··· AVAILABLE RECORDS

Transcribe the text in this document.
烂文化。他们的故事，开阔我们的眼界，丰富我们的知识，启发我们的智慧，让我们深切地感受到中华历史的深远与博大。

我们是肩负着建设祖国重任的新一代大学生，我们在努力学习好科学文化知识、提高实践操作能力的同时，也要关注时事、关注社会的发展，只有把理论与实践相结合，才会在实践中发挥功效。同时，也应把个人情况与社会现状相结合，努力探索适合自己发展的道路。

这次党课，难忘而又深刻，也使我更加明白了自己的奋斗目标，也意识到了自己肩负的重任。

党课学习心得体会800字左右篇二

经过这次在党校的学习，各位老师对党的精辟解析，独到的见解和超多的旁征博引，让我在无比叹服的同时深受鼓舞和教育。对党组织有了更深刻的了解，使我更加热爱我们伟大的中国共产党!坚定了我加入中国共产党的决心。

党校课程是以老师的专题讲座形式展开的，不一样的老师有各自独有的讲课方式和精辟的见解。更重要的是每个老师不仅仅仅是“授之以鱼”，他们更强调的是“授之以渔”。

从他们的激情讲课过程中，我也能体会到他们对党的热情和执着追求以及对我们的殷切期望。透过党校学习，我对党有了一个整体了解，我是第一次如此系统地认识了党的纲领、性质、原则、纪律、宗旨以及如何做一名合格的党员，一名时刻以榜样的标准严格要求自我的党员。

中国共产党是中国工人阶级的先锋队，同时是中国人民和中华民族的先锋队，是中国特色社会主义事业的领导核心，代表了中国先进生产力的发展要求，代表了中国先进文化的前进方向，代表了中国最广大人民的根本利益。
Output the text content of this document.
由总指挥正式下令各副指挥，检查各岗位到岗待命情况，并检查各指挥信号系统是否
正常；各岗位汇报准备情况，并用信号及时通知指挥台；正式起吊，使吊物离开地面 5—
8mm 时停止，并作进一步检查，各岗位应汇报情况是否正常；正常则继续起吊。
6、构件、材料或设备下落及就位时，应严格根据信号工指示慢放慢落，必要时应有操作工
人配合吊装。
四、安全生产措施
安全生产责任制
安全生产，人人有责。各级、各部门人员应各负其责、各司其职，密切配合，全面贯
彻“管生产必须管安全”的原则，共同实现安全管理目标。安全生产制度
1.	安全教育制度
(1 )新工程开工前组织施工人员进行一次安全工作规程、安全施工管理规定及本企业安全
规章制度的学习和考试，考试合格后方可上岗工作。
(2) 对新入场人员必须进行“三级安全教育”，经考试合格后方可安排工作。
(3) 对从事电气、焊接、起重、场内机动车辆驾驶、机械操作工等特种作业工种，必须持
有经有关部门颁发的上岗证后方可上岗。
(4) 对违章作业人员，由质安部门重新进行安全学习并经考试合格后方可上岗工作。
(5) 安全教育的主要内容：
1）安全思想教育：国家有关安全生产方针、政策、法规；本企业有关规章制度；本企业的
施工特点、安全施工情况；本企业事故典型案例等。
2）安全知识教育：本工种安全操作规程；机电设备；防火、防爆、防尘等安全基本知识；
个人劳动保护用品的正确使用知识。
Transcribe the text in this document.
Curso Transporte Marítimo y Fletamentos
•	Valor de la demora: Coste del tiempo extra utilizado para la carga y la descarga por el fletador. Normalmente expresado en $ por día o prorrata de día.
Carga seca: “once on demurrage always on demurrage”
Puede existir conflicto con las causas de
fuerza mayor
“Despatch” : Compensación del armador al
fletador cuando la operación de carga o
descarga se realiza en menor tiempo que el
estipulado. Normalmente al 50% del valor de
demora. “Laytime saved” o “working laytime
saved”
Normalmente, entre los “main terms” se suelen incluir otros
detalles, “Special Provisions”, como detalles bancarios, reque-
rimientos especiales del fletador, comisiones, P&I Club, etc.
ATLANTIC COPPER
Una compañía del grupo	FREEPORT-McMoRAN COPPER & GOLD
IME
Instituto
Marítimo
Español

······

*TASK PROMPT*
Print the material above once more, exactly.

*EXERCISE ANSWER*
Transcribe the text in this document.
烂文化。他们的故事，开阔我们的眼界，丰富我们的知识，启发我们的智慧，让我们深切地感受到中华历史的深远与博大。

我们是肩负着建设祖国重任的新一代大学生，我们在努力学习好科学文化知识、提高实践操作能力的同时，也要关注时事、关注社会的发展，只有把理论与实践相结合，才会在实践中发挥功效。同时，也应把个人情况与社会现状相结合，努力探索适合自己发展的道路。

这次党课，难忘而又深刻，也使我更加明白了自己的奋斗目标，也意识到了自己肩负的重任。

党课学习心得体会800字左右篇二

经过这次在党校的学习，各位老师对党的精辟解析，独到的见解和超多的旁征博引，让我在无比叹服的同时深受鼓舞和教育。对党组织有了更深刻的了解，使我更加热爱我们伟大的中国共产党!坚定了我加入中国共产党的决心。

党校课程是以老师的专题讲座形式展开的，不一样的老师有各自独有的讲课方式和精辟的见解。更重要的是每个老师不仅仅仅是“授之以鱼”，他们更强调的是“授之以渔”。

从他们的激情讲课过程中，我也能体会到他们对党的热情和执着追求以及对我们的殷切期望。透过党校学习，我对党有了一个整体了解，我是第一次如此系统地认识了党的纲领、性质、原则、纪律、宗旨以及如何做一名合格的党员，一名时刻以榜样的标准严格要求自我的党员。

中国共产党是中国工人阶级的先锋队，同时是中国人民和中华民族的先锋队，是中国特色社会主义事业的领导核心，代表了中国先进生产力的发展要求，代表了中国先进文化的前进方向，代表了中国最广大人民的根本利益。
Output the text content of this document.
由总指挥正式下令各副指挥，检查各岗位到岗待命情况，并检查各指挥信号系统是否
正常；各岗位汇报准备情况，并用信号及时通知指挥台；正式起吊，使吊物离开地面 5—
8mm 时停止，并作进一步检查，各岗位应汇报情况是否正常；正常则继续起吊。
6、构件、材料或设备下落及就位时，应严格根据信号工指示慢放慢落，必要时应有操作工
人配合吊装。
四、安全生产措施
安全生产责任制
安全生产，人人有责。各级、各部门人员应各负其责、各司其职，密切配合，全面贯
彻“管生产必须管安全”的原则，共同实现安全管理目标。安全生产制度
1.	安全教育制度
(1 )新工程开工前组织施工人员进行一次安全工作规程、安全施工管理规定及本企业安全
规章制度的学习和考试，考试合格后方可上岗工作。
(2) 对新入场人员必须进行“三级安全教育”，经考试合格后方可安排工作。
(3) 对从事电气、焊接、起重、场内机动车辆驾驶、机械操作工等特种作业工种，必须持
有经有关部门颁发的上岗证后方可上岗。
(4) 对违章作业人员，由质安部门重新进行安全学习并经考试合格后方可上岗工作。
(5) 安全教育的主要内容：
1）安全思想教育：国家有关安全生产方针、政策、法规；本企业有关规章制度；本企业的
施工特点、安全施工情况；本企业事故典型案例等。
2）安全知识教育：本工种安全操作规程；机电设备；防火、防爆、防尘等安全基本知识；
个人劳动保护用品的正确使用知识。
Transcribe the text in this document.
Curso Transporte Marítimo y Fletamentos
•	Valor de la demora: Coste del tiempo extra utilizado para la carga y la descarga por el fletador. Normalmente expresado en $ por día o prorrata de día.
Carga seca: “once on demurrage always on demurrage”
Puede existir conflicto con las causas de
fuerza mayor
“Despatch” : Compensación del armador al
fletador cuando la operación de carga o
descarga se realiza en menor tiempo que el
estipulado. Normalmente al 50% del valor de
demora. “Laytime saved” o “working laytime
saved”
Normalmente, entre los “main terms” se suelen incluir otros
detalles, “Special Provisions”, como detalles bancarios, reque-
rimientos especiales del fletador, comisiones, P&I Club, etc.
ATLANTIC COPPER
Una compañía del grupo	FREEPORT-McMoRAN COPPER & GOLD
IME
Instituto
Marítimo
Español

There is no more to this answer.